What is expected:
Look through the listing and locate every line containing the word "name"; copy those lines.

(Dataset listings of figures)

· · · ·

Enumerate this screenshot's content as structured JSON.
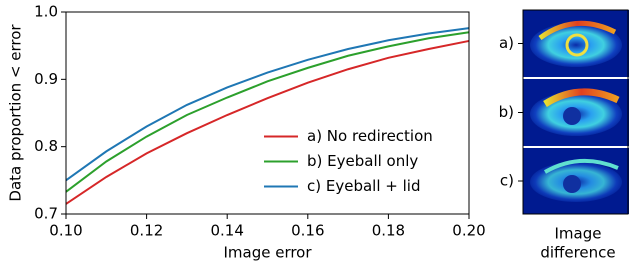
{
  "chart_data": {
    "type": "line",
    "xlabel": "Image error",
    "ylabel": "Data proportion < error",
    "x": [
      0.1,
      0.11,
      0.12,
      0.13,
      0.14,
      0.15,
      0.16,
      0.17,
      0.18,
      0.19,
      0.2
    ],
    "series": [
      {
        "name": "a) No redirection",
        "color": "#d62728",
        "values": [
          0.715,
          0.755,
          0.79,
          0.82,
          0.847,
          0.872,
          0.895,
          0.915,
          0.932,
          0.945,
          0.957
        ]
      },
      {
        "name": "b) Eyeball only",
        "color": "#2ca02c",
        "values": [
          0.733,
          0.778,
          0.815,
          0.847,
          0.873,
          0.897,
          0.917,
          0.935,
          0.949,
          0.961,
          0.97
        ]
      },
      {
        "name": "c) Eyeball + lid",
        "color": "#1f77b4",
        "values": [
          0.75,
          0.793,
          0.83,
          0.862,
          0.888,
          0.91,
          0.929,
          0.945,
          0.958,
          0.968,
          0.976
        ]
      }
    ],
    "xlim": [
      0.1,
      0.2
    ],
    "xticks": [
      {
        "value": 0.1,
        "label": "0.10"
      },
      0.12,
      0.14,
      0.16,
      0.18,
      {
        "value": 0.2,
        "label": "0.20"
      }
    ],
    "ylim": [
      0.7,
      1
    ],
    "yticks": [
      0.7,
      0.8,
      0.9,
      {
        "value": 1,
        "label": "1.0"
      }
    ],
    "legend": "lower right"
  },
  "side_panel": {
    "labels": [
      "a)",
      "b)",
      "c)"
    ],
    "caption": [
      "Image",
      "difference"
    ]
  }
}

· · · ·

Solution for this exercise:
        "name": "a) No redirection",
        "name": "b) Eyeball only",
        "name": "c) Eyeball + lid",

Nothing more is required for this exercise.